> [OBJECTIVE] Assemble all lines in which the string "title" appears.

> [DATA PROVIDED]
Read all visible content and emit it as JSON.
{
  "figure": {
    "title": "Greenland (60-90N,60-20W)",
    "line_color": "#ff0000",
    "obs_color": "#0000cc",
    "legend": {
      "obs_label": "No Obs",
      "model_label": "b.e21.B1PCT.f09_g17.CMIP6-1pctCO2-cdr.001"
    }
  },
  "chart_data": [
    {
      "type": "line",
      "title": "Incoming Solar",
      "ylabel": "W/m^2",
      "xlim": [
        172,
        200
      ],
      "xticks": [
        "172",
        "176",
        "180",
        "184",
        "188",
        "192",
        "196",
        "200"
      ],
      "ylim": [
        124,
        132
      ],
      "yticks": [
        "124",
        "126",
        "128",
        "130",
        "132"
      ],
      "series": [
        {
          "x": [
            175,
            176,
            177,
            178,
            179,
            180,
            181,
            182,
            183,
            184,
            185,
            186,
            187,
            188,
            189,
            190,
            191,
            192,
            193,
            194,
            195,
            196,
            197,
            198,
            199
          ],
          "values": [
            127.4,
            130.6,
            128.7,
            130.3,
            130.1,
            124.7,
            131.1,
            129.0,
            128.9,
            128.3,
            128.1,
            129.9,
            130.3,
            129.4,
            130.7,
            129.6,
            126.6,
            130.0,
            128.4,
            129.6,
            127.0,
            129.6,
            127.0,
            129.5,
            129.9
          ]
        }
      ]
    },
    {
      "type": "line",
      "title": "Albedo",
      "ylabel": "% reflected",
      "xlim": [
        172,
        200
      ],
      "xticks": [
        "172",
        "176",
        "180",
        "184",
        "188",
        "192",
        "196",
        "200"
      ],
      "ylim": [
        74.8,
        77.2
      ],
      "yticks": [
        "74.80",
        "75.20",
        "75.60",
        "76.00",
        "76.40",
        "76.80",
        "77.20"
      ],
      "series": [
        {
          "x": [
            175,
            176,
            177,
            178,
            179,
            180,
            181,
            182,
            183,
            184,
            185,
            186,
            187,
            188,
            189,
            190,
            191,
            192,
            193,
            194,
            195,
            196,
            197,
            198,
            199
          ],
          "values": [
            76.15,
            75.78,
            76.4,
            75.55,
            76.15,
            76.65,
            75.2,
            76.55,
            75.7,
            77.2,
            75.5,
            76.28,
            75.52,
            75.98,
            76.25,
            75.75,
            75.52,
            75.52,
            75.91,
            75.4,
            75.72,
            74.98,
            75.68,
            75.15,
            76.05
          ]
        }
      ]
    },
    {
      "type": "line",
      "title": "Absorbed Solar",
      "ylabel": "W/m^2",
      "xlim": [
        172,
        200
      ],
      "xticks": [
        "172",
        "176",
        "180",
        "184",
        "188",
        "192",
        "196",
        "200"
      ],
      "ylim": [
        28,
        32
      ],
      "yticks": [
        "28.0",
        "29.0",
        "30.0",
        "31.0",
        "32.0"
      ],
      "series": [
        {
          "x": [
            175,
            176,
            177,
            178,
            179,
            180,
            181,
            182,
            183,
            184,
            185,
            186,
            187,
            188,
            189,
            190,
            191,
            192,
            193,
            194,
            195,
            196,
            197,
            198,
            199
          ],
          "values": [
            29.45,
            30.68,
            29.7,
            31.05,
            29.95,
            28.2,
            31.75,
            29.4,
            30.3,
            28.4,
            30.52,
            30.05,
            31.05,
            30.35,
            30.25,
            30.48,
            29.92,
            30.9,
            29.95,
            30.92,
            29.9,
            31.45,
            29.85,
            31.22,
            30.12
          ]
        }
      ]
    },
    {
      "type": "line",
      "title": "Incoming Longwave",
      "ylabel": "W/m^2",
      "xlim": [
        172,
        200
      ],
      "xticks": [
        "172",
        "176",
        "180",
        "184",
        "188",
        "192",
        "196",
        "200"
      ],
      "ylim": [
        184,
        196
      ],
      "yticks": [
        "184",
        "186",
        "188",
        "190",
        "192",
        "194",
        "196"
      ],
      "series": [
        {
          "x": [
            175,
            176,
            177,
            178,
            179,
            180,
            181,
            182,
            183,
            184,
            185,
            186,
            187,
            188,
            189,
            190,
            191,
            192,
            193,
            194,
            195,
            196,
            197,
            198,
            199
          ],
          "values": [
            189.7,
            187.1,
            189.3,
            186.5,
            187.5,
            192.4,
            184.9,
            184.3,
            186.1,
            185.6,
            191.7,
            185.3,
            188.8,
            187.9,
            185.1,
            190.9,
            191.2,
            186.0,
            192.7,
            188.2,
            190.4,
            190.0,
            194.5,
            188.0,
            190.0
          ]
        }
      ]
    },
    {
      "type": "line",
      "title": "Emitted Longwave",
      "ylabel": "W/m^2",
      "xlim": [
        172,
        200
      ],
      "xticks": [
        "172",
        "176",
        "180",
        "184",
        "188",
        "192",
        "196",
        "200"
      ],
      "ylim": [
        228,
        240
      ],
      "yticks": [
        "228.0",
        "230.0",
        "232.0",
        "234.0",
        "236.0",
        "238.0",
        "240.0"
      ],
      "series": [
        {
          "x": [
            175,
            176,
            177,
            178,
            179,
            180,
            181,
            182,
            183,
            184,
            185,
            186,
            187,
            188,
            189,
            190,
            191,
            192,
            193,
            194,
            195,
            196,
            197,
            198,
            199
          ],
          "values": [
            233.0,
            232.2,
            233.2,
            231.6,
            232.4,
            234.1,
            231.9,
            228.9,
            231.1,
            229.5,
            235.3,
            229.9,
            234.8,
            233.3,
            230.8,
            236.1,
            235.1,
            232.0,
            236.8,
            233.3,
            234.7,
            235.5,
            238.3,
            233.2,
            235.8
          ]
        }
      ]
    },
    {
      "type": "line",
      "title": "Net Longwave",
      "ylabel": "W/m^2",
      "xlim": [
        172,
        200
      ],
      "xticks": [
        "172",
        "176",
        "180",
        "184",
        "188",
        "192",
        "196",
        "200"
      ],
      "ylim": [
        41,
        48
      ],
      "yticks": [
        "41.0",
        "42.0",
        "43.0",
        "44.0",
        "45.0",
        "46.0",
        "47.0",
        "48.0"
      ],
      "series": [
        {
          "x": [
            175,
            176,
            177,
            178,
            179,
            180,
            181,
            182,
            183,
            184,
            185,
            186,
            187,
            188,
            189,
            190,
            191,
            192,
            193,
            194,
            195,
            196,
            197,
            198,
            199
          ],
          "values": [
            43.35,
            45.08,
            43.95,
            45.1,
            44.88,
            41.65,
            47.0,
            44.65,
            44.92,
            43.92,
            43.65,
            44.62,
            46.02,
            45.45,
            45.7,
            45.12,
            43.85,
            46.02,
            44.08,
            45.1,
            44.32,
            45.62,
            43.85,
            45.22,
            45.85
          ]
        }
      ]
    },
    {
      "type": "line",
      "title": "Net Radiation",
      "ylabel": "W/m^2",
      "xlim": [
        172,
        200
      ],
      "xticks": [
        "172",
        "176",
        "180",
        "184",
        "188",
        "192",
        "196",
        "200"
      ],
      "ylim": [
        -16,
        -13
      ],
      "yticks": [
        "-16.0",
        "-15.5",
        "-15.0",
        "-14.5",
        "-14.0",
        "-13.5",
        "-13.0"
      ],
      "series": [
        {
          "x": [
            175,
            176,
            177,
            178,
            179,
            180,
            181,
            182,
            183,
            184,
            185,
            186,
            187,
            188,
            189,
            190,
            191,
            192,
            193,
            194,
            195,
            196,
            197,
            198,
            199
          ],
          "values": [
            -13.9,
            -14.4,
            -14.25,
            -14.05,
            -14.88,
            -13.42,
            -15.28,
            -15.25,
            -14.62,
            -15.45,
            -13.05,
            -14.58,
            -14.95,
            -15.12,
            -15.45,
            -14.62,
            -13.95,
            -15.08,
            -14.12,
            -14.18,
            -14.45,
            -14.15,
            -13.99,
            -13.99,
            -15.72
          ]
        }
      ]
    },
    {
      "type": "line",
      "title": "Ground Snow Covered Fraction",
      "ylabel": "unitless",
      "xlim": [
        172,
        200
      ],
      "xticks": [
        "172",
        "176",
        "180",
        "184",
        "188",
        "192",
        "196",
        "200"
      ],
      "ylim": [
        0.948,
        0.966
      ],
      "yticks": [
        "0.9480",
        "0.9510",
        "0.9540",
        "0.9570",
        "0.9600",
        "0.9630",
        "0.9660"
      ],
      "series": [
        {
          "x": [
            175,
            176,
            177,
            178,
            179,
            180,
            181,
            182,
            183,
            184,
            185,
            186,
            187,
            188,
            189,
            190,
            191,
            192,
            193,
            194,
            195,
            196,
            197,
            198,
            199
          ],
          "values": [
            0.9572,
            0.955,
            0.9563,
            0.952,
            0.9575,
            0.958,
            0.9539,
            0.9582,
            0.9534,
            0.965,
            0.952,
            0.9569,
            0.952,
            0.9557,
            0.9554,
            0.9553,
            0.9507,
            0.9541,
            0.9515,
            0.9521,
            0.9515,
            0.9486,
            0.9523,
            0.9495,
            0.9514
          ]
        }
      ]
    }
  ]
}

> [FINAL RESULT]
    "title": "Greenland (60-90N,60-20W)",
      "title": "Incoming Solar",
      "title": "Albedo",
      "title": "Absorbed Solar",
      "title": "Incoming Longwave",
      "title": "Emitted Longwave",
      "title": "Net Longwave",
      "title": "Net Radiation",
      "title": "Ground Snow Covered Fraction",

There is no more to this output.